## start DATA TO USE

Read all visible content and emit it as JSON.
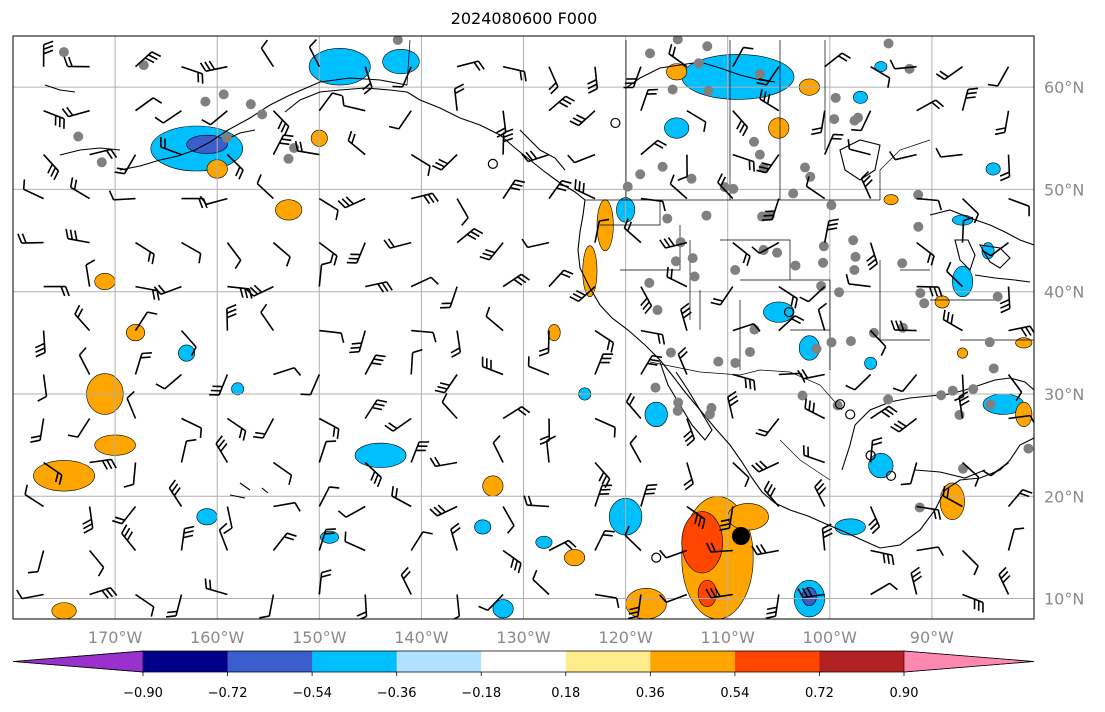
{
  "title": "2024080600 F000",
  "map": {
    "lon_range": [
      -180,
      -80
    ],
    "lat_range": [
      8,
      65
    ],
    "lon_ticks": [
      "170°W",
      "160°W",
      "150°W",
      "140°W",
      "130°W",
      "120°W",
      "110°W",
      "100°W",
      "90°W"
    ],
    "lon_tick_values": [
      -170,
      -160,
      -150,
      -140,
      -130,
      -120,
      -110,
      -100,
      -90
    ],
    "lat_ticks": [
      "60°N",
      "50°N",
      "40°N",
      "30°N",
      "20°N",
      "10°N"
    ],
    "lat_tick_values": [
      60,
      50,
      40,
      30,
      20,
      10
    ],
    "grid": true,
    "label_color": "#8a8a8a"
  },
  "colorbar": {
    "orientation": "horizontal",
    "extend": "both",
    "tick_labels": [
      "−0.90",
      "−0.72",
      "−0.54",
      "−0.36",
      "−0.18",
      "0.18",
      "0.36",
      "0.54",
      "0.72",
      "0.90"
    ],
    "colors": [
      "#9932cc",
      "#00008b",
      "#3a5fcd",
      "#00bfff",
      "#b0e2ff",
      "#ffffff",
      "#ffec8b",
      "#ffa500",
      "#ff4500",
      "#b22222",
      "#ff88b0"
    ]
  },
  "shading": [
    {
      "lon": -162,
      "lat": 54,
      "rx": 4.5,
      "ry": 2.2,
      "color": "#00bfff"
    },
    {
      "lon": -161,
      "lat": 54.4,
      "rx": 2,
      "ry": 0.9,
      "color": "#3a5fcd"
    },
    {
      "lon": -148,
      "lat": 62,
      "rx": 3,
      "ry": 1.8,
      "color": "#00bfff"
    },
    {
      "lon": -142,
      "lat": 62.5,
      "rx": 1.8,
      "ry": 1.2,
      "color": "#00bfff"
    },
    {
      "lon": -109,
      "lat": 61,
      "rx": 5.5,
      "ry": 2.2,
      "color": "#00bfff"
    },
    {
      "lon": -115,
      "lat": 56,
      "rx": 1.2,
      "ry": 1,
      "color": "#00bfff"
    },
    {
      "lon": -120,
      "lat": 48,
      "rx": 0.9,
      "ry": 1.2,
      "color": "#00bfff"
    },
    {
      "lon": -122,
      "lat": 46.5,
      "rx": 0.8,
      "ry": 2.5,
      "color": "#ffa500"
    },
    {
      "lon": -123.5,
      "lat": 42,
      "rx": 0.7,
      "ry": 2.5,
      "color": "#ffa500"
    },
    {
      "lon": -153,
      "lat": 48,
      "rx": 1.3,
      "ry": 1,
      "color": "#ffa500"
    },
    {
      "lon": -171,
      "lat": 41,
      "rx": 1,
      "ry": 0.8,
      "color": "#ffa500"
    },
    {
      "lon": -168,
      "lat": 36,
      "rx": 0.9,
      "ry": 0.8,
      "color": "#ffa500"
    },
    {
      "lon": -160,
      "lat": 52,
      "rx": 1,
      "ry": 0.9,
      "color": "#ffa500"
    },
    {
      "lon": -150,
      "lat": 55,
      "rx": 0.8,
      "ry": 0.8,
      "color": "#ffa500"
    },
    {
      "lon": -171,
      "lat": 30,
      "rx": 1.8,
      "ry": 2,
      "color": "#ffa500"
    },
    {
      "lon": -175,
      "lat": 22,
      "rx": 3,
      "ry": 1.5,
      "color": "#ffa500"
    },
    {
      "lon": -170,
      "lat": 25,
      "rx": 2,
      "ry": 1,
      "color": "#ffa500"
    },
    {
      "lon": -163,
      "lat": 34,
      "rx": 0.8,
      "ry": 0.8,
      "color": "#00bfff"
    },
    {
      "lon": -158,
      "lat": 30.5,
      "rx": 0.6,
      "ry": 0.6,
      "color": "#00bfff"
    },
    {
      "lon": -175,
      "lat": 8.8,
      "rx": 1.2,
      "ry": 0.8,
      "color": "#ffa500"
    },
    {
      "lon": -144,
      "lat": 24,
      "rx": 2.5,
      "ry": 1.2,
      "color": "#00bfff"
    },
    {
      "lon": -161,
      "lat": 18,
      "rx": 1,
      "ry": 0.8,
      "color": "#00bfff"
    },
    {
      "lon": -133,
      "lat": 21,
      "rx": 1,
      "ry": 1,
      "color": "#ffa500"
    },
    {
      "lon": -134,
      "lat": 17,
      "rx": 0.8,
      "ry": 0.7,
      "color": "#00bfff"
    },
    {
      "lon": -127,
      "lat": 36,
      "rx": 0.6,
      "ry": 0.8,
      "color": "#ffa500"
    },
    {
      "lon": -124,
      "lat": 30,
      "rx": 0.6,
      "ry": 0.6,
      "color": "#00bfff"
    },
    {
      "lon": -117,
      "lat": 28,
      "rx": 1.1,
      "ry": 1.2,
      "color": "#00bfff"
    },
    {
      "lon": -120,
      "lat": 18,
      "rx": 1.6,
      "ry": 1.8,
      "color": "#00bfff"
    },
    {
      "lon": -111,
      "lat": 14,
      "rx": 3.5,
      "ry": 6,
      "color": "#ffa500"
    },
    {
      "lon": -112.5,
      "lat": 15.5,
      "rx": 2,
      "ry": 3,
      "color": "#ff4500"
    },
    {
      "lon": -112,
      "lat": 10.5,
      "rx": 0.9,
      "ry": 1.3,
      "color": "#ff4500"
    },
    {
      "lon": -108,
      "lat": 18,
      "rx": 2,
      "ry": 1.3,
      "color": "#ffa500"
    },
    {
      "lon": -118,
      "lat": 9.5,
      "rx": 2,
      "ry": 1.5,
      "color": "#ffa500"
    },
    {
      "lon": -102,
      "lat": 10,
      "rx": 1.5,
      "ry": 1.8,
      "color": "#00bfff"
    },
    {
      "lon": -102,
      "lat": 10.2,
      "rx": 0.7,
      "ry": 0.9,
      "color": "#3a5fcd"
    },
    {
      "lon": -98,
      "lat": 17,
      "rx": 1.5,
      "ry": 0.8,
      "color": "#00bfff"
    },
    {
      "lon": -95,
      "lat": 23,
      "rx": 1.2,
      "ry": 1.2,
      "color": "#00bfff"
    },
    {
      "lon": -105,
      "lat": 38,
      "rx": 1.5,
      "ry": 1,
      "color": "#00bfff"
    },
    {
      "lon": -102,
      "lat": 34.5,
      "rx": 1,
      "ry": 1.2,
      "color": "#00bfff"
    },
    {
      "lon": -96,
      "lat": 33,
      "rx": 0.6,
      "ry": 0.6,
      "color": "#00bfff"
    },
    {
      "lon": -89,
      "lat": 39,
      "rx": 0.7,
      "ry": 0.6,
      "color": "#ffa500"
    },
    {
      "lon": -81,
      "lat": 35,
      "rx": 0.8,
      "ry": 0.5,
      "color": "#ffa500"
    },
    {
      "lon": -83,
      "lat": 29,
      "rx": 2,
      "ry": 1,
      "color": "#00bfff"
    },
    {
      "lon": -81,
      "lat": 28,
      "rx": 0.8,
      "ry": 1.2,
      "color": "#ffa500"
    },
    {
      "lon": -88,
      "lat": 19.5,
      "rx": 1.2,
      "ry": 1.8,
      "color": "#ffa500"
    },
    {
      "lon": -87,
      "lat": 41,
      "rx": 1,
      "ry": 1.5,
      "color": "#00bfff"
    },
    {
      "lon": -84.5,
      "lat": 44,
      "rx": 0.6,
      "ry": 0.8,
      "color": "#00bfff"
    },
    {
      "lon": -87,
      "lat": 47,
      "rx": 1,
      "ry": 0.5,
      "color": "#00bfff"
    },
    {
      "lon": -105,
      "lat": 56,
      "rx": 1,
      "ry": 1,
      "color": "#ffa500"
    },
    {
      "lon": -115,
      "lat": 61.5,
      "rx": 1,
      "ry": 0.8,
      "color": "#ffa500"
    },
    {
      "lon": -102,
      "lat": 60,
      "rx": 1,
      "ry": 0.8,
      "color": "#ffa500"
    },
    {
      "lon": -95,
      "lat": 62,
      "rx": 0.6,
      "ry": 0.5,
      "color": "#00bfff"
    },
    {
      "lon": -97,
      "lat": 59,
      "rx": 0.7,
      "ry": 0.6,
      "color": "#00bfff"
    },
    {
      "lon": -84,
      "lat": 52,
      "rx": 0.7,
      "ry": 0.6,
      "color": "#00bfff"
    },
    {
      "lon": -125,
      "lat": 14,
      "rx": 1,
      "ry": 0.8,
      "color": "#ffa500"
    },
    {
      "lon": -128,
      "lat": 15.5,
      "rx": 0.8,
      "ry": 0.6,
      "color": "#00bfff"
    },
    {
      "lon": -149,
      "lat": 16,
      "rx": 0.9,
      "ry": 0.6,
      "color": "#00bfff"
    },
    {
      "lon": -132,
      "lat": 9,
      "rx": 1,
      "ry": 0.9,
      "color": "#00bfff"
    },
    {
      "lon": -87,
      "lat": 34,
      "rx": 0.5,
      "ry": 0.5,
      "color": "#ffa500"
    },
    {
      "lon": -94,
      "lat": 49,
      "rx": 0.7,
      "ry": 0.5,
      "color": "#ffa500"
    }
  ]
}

## end DATA TO USE
## start DATA TO USE

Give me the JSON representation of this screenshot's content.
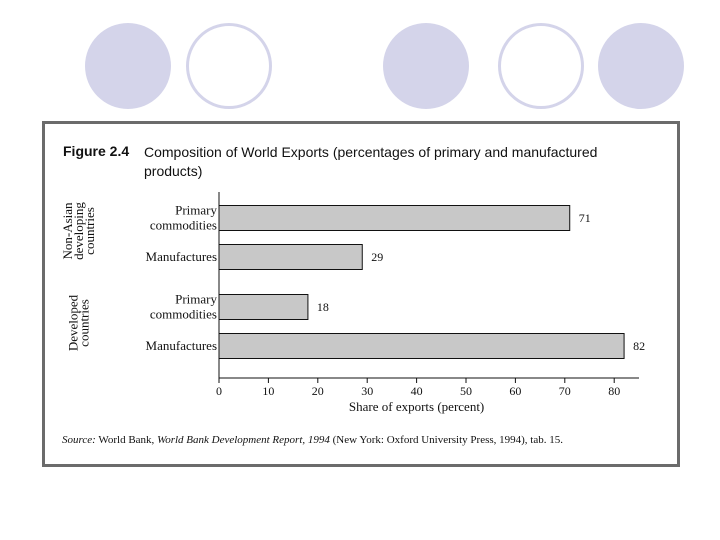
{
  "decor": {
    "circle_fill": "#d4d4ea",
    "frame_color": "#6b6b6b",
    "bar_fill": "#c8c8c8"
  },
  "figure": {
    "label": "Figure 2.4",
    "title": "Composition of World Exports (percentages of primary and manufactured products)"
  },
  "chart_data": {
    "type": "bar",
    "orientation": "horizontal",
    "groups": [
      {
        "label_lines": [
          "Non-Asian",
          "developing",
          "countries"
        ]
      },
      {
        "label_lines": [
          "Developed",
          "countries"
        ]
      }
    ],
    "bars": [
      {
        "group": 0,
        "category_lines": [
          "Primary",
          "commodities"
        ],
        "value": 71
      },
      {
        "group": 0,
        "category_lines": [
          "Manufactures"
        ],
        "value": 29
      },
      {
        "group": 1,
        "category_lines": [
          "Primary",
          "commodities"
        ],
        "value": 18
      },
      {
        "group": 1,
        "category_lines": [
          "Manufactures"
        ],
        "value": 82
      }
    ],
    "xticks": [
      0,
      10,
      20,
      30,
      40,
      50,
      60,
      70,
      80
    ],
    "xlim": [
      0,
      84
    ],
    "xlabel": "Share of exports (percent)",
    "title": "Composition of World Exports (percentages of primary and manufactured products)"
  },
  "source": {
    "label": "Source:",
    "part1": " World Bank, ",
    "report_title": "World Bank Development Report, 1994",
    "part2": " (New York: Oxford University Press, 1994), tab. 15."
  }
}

## end DATA TO USE
## start DATA TO USE

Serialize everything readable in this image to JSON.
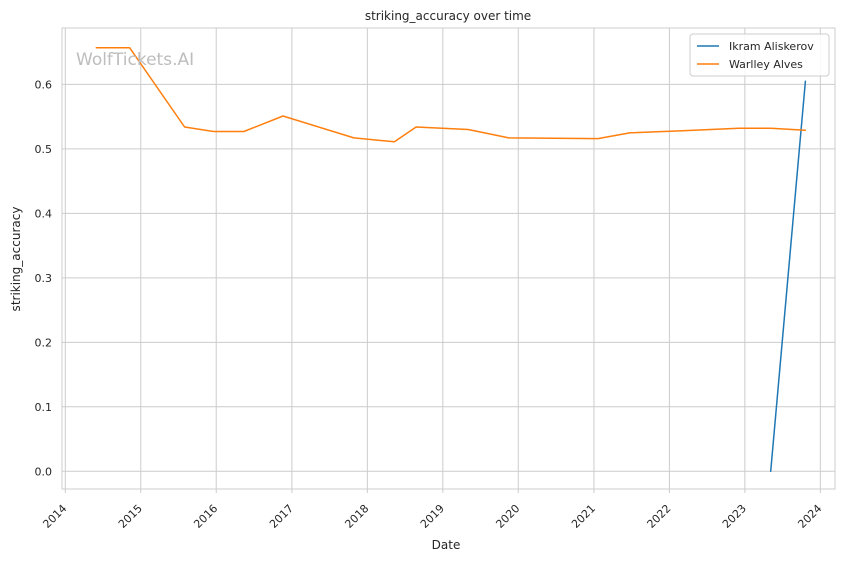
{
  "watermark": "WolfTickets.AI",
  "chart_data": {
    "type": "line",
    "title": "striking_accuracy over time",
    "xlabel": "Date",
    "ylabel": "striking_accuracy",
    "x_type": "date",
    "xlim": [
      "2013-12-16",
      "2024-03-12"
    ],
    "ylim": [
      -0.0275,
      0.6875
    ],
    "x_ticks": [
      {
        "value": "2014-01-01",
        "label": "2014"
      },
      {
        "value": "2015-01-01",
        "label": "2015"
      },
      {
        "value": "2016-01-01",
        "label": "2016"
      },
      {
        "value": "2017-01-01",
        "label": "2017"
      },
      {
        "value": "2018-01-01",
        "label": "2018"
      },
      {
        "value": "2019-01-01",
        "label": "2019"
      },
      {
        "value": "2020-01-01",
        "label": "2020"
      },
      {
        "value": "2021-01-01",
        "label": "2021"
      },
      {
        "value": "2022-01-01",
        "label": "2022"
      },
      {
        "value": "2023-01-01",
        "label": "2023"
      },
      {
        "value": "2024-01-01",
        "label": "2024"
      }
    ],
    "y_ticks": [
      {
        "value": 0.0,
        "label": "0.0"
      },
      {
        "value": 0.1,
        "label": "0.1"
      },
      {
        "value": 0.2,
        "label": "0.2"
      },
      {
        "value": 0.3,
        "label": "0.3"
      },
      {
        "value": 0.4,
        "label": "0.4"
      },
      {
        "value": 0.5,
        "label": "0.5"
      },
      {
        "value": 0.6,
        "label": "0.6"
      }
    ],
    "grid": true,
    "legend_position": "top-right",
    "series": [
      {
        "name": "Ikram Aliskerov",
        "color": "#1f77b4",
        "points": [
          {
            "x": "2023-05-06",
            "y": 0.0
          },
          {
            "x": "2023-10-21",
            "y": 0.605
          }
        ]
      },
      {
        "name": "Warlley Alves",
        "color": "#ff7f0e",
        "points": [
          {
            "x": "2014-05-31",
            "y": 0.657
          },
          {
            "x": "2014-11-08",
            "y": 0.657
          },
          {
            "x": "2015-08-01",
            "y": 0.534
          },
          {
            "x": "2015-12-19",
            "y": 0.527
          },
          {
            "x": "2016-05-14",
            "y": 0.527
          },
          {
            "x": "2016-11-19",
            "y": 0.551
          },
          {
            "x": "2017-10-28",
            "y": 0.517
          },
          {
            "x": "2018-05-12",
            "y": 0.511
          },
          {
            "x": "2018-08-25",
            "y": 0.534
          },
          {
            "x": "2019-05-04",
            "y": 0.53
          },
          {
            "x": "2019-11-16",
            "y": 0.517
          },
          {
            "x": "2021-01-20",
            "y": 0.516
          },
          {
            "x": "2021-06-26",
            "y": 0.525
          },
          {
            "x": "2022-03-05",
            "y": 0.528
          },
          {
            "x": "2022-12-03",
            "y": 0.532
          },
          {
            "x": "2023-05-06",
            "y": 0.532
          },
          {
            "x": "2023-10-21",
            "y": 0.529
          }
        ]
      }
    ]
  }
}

## end DATA TO USE

INSTRUCTIONS FOR THE TASK -
Count every line of the records that holds the string "xlabel". Write only the total.

TASK RESULT -
2